- [Prompt]:
Copy every line of the listing that holds the string "subtitle".

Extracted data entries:
============
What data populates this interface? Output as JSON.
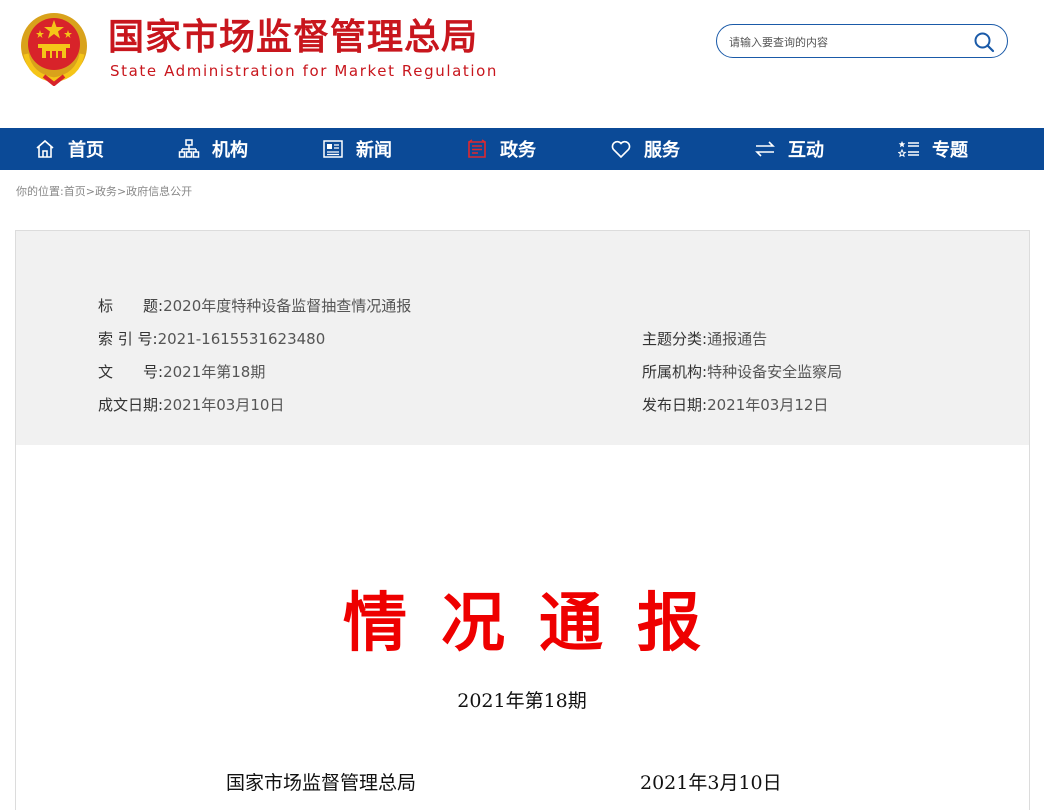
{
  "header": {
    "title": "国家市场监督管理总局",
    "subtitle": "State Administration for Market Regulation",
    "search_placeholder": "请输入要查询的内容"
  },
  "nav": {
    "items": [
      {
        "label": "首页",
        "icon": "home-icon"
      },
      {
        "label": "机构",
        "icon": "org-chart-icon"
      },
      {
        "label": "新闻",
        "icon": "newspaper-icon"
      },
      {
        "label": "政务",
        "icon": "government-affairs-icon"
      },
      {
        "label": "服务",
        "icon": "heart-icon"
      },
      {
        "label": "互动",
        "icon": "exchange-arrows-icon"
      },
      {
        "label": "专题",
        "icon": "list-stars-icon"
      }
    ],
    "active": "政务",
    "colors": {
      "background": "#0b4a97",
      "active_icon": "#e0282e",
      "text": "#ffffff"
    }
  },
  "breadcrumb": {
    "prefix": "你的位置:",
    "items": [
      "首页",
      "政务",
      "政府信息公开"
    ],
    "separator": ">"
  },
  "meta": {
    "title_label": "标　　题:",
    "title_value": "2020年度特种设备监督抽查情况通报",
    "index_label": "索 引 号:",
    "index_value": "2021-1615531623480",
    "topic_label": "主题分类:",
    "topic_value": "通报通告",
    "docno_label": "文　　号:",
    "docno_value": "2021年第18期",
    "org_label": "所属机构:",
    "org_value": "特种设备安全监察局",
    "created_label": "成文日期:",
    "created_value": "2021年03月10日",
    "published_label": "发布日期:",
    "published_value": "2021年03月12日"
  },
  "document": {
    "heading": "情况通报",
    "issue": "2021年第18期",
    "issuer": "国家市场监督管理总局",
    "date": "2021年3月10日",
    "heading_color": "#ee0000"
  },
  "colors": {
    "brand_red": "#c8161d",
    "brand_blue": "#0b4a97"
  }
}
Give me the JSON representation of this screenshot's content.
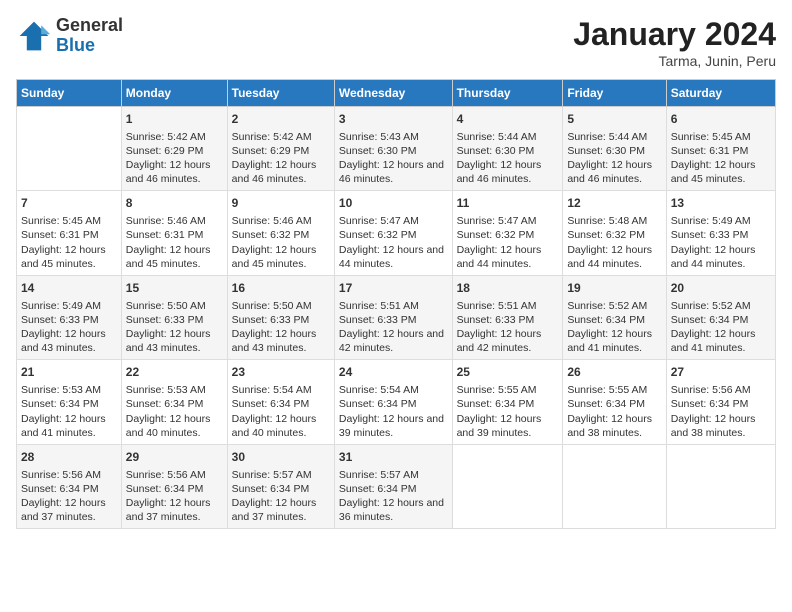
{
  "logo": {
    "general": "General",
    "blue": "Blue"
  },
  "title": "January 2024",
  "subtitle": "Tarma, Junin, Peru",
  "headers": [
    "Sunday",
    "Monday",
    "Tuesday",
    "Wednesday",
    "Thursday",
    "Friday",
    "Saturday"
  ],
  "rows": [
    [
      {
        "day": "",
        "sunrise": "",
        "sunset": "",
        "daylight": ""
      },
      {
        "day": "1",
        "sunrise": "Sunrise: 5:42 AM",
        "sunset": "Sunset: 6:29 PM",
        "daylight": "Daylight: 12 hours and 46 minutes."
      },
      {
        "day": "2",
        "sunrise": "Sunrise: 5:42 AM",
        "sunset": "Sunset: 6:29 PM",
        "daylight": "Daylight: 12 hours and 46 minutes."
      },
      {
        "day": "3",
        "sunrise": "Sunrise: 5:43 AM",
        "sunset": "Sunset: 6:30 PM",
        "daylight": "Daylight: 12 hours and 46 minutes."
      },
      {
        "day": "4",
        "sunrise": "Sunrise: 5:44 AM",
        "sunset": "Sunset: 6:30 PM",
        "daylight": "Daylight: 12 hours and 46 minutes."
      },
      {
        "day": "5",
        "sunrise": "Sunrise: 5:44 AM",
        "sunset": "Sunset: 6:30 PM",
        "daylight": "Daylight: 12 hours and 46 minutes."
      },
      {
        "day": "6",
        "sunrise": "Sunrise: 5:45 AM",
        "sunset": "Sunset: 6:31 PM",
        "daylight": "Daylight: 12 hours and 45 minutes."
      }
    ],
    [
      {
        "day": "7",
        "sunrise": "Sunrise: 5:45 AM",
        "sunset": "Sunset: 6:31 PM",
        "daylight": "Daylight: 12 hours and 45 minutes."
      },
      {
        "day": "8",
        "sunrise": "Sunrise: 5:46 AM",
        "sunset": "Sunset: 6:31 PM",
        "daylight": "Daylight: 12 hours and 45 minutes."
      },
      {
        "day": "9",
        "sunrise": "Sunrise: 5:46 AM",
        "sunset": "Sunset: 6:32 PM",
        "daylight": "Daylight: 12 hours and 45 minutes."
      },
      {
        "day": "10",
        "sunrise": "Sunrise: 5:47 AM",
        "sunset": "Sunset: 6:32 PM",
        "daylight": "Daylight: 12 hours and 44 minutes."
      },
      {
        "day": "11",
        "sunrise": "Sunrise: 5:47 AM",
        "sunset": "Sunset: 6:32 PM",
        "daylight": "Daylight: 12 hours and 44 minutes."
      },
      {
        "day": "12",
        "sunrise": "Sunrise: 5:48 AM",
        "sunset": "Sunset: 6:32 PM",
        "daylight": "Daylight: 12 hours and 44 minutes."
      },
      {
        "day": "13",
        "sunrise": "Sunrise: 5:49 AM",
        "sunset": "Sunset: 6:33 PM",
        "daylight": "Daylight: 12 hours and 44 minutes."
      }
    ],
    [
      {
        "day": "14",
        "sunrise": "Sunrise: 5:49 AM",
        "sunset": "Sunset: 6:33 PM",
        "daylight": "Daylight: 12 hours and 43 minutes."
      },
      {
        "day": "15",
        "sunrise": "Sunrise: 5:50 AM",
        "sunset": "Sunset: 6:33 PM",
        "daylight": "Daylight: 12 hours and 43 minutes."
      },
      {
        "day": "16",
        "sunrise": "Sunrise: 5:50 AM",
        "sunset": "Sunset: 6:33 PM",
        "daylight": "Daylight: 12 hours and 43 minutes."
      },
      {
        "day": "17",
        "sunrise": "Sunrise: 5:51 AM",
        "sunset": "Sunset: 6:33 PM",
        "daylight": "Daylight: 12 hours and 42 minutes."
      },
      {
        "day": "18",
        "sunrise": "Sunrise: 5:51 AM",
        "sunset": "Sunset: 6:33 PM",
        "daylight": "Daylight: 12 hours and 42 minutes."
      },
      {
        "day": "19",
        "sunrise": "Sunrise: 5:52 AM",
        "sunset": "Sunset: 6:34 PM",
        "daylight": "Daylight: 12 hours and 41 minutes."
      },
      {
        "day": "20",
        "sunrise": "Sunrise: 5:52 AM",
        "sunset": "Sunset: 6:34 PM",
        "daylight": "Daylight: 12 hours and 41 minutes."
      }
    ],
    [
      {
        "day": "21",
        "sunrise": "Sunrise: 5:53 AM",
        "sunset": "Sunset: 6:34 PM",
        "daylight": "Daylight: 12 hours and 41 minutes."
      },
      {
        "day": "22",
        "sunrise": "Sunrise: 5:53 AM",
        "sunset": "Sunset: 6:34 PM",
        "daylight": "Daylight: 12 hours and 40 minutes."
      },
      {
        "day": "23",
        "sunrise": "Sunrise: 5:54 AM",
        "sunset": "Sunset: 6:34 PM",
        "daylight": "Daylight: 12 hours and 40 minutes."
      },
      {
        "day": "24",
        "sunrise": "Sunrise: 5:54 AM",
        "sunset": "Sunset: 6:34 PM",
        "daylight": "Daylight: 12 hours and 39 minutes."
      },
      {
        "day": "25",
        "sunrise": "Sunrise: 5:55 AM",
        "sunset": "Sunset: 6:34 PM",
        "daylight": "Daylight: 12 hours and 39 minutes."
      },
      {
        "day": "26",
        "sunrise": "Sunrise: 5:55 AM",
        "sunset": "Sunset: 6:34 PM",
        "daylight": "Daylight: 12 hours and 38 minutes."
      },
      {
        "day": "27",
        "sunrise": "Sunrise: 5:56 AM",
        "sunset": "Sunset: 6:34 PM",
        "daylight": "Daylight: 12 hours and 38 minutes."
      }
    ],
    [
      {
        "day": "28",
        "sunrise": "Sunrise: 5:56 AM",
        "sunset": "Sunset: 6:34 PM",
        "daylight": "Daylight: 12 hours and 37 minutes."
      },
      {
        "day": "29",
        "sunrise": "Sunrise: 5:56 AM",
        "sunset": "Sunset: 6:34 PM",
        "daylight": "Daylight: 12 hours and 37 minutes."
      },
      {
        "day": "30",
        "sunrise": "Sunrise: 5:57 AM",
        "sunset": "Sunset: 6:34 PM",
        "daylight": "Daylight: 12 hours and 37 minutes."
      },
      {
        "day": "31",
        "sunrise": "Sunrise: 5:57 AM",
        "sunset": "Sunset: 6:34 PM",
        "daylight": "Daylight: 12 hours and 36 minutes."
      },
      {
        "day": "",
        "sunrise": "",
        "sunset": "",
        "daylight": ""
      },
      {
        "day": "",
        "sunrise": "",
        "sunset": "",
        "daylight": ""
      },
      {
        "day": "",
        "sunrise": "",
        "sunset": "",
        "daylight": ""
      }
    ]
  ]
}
============
- [Solution for this task]:
    "subtitle": "State Administration for Market Regulation",
  "subtitle": "Tarma, Junin, Peru",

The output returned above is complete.